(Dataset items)
....
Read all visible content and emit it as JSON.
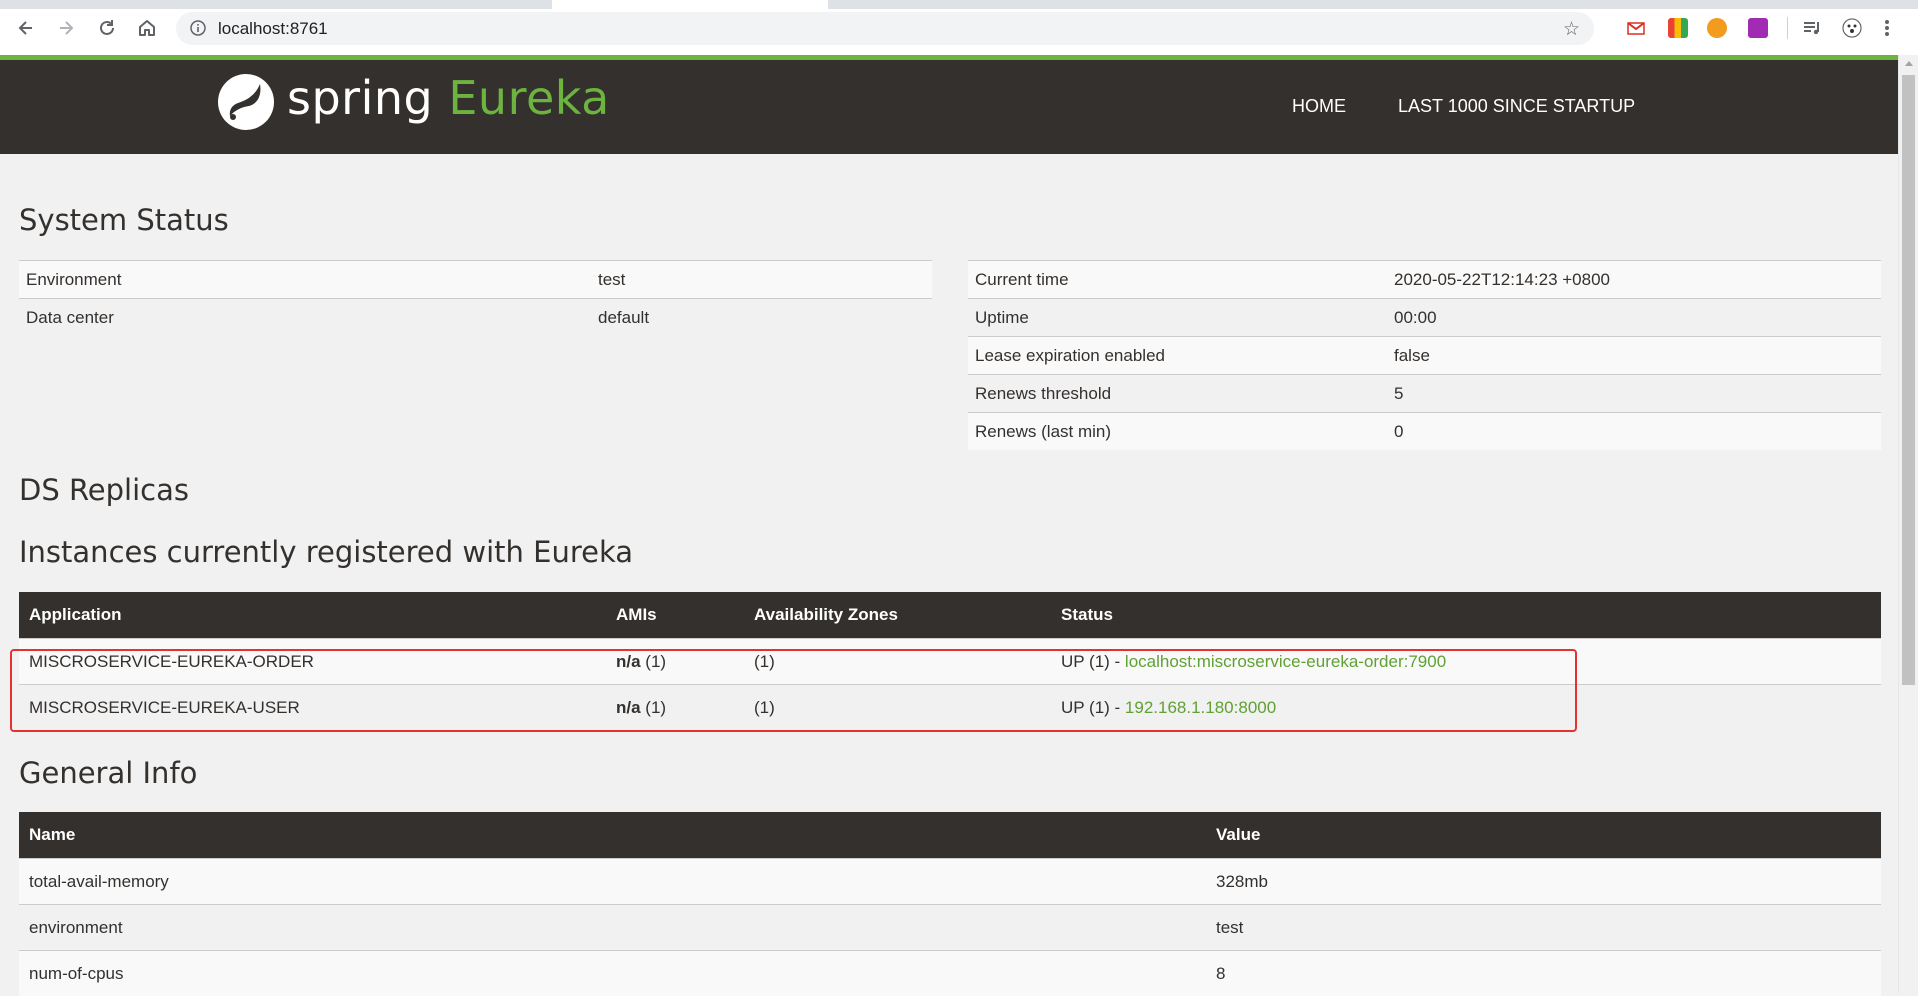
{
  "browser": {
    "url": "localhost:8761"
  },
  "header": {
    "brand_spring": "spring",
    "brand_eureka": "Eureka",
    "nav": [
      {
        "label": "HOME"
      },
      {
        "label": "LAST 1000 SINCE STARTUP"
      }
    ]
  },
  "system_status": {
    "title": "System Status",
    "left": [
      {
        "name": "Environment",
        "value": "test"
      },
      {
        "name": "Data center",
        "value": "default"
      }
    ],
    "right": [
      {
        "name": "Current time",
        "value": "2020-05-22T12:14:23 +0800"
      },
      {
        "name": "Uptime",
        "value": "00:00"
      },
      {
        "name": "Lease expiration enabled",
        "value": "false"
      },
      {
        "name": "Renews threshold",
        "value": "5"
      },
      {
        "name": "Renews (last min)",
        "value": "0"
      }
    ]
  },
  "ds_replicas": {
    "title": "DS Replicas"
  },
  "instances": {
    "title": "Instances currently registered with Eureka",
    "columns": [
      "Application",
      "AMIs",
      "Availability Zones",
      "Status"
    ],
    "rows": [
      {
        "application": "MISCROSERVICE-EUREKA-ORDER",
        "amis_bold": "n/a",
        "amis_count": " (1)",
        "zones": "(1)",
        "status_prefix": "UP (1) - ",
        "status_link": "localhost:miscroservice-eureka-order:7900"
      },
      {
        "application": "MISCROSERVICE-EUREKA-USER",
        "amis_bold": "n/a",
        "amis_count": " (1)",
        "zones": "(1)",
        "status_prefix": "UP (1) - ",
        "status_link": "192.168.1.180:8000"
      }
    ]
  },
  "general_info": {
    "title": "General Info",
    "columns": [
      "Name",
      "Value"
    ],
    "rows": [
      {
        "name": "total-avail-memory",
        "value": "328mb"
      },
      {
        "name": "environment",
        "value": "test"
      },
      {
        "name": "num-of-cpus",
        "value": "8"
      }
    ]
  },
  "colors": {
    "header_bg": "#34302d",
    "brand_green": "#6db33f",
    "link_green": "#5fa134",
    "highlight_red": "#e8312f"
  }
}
....
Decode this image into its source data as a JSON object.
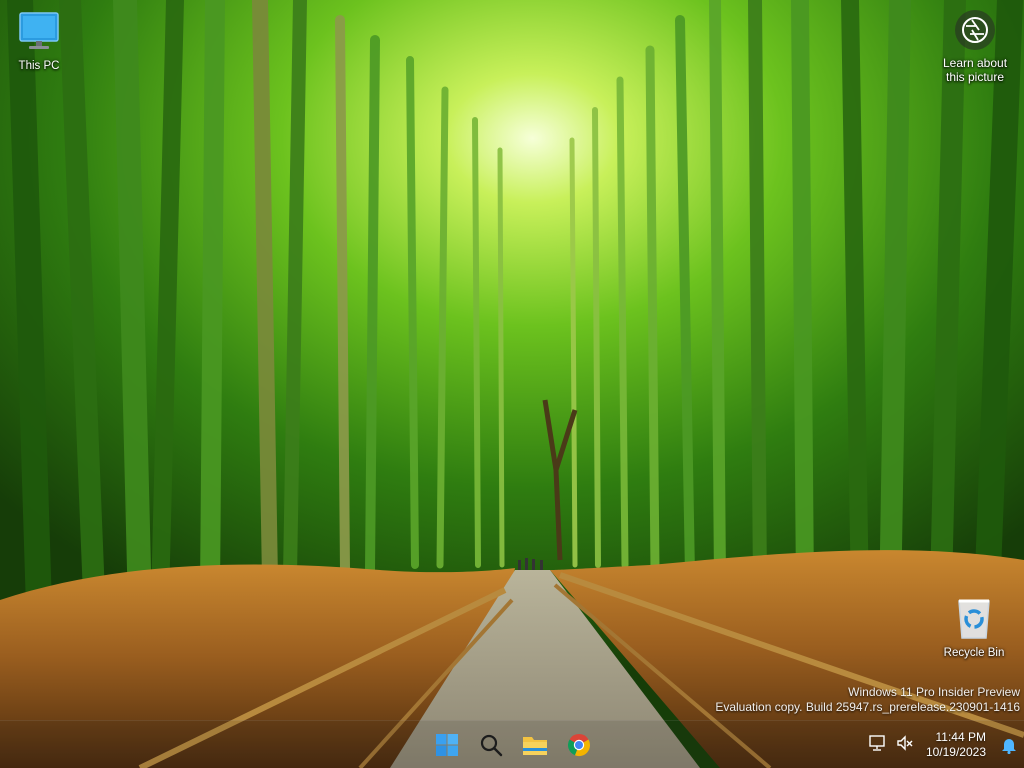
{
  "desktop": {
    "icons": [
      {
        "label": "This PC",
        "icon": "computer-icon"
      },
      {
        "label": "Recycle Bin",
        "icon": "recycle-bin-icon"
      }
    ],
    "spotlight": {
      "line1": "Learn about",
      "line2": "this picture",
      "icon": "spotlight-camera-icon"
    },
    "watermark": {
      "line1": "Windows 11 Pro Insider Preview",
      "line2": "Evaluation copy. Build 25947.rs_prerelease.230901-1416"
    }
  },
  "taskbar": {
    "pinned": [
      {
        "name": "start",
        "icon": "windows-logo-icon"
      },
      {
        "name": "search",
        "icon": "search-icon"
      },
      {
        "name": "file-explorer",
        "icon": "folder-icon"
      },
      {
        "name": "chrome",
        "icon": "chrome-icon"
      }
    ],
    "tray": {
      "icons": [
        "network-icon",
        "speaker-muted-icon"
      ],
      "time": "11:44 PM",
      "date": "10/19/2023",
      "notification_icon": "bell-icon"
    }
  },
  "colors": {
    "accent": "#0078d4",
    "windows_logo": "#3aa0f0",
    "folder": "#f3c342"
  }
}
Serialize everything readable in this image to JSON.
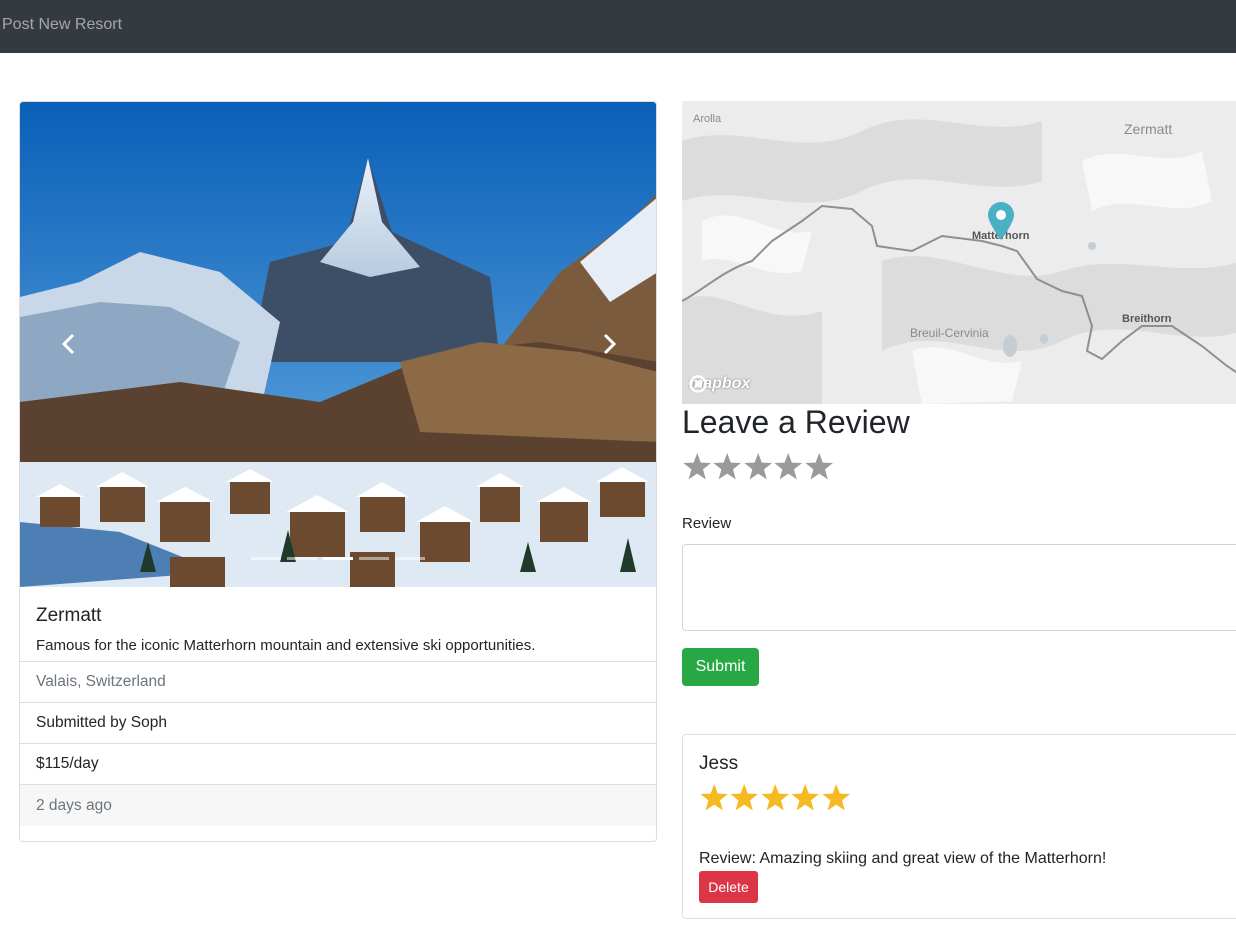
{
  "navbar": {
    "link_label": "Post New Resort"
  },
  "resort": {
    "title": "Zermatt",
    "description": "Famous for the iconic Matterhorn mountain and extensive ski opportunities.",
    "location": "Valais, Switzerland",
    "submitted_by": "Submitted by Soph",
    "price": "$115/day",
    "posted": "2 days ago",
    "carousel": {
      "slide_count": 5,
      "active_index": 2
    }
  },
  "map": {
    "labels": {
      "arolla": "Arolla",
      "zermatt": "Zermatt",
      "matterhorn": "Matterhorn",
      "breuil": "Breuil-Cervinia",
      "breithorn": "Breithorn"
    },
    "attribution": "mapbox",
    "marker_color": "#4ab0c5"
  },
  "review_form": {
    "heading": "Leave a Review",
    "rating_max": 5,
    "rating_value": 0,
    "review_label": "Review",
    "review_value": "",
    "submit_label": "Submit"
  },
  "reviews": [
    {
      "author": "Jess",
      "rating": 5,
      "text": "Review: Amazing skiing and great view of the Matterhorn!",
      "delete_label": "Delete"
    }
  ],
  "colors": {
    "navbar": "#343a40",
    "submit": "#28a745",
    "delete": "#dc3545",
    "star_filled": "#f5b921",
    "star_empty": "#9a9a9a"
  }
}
....
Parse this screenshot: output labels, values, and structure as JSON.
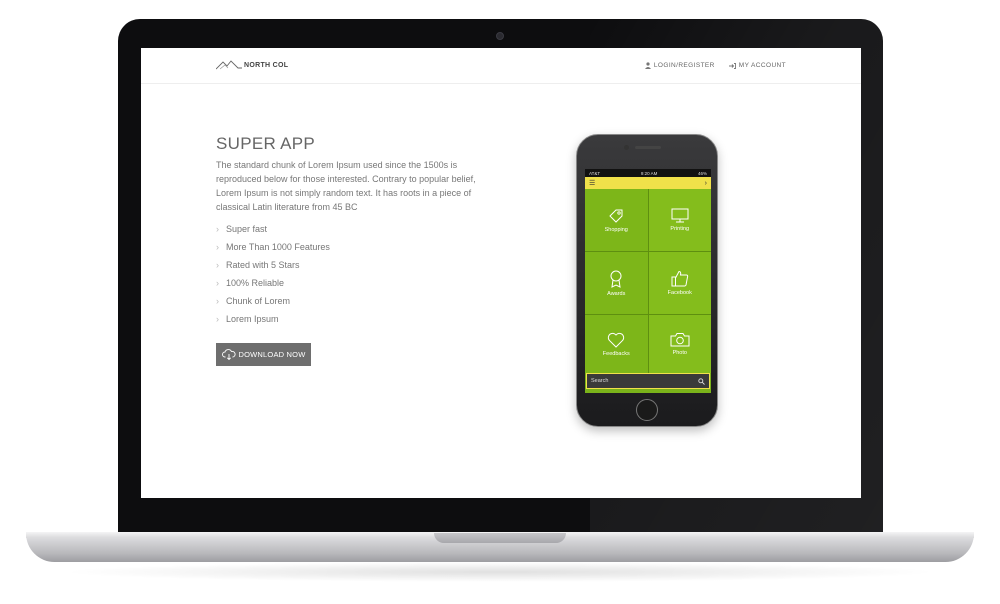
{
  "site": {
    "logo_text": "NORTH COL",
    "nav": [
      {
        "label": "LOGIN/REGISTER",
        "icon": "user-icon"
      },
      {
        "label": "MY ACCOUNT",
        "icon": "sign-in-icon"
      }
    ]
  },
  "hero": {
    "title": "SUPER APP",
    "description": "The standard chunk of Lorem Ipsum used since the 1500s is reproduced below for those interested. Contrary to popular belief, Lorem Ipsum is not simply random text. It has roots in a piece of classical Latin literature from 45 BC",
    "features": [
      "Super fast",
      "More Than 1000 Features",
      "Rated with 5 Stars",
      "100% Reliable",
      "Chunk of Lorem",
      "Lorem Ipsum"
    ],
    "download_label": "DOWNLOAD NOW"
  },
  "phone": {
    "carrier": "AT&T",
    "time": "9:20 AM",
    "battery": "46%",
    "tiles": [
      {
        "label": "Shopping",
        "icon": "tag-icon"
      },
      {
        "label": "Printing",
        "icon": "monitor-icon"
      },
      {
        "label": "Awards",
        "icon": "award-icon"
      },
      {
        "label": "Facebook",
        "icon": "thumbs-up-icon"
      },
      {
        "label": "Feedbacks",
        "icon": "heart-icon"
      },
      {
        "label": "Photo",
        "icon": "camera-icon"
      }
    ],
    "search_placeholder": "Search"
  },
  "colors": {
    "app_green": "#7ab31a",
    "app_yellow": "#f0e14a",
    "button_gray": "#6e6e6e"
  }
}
....
§ Task objective
Search the records for the string "with" and return every line in which it occurs.

§ Result
    "title": "Instances currently registered with Eureka",
      "Rated with 5 Stars",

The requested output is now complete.